§ **Stored entries**:
= = = = =

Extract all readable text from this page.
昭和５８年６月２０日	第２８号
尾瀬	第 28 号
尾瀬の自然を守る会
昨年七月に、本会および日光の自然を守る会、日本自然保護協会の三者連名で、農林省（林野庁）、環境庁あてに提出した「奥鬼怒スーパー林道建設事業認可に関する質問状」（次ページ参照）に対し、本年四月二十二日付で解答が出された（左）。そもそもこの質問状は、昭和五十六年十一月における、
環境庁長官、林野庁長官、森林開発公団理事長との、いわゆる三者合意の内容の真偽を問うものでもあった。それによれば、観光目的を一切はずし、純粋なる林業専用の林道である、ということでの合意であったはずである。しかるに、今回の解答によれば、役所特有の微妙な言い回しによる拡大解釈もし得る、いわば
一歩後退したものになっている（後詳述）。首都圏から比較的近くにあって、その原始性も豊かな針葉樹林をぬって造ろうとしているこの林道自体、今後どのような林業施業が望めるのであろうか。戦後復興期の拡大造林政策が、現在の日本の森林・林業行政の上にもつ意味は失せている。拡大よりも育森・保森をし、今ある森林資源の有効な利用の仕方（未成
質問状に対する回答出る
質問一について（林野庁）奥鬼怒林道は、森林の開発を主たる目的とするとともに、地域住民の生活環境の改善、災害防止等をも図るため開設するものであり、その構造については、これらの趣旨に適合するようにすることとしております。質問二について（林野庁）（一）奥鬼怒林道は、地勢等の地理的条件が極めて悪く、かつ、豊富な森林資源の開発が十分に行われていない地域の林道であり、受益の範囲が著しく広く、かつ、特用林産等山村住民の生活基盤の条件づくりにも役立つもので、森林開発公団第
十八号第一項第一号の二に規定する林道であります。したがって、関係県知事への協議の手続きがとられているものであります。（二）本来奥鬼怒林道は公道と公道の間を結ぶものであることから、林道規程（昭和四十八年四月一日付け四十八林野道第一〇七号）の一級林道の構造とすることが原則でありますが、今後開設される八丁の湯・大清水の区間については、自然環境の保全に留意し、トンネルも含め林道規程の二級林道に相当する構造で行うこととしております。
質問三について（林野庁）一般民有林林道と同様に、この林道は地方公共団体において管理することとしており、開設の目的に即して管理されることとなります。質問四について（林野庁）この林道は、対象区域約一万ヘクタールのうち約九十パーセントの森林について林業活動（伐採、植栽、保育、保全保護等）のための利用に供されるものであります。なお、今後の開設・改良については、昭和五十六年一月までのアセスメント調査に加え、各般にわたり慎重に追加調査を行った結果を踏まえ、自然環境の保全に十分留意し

= = = = =

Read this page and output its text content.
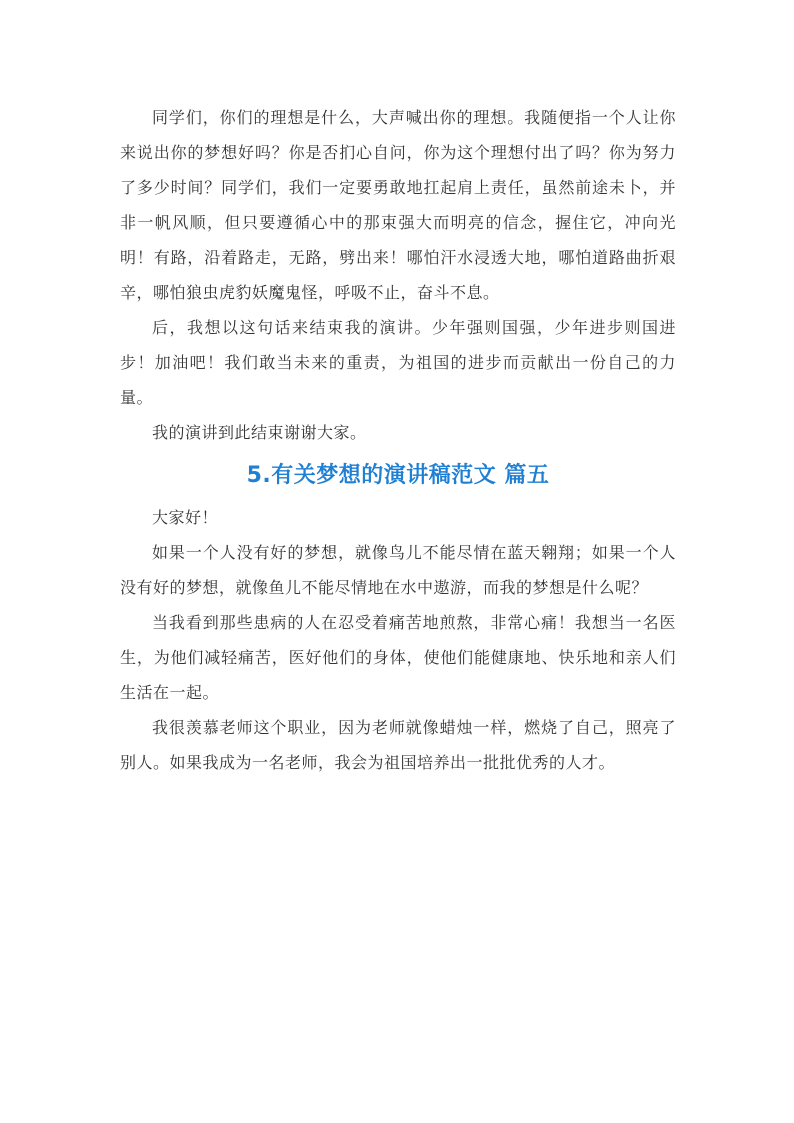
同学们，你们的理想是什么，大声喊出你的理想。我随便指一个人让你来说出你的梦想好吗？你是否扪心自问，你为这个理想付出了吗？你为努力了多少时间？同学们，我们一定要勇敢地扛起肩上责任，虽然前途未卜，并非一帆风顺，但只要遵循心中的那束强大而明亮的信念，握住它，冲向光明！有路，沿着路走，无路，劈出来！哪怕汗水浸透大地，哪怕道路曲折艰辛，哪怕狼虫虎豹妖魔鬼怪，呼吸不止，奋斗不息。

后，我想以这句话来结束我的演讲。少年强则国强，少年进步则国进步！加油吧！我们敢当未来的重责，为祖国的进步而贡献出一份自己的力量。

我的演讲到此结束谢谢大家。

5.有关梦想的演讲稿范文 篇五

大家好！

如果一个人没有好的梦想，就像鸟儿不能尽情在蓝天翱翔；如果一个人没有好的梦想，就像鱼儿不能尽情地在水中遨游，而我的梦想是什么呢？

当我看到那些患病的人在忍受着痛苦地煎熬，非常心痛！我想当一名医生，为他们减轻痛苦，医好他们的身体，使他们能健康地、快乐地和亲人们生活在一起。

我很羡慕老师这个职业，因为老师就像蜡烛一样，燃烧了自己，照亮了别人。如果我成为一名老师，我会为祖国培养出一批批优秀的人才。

= = = = =

§ **Objective**: Each line in the listing above that contains "page" should be copied.

§ **Exercise result**:
Extract all readable text from this page.
Read this page and output its text content.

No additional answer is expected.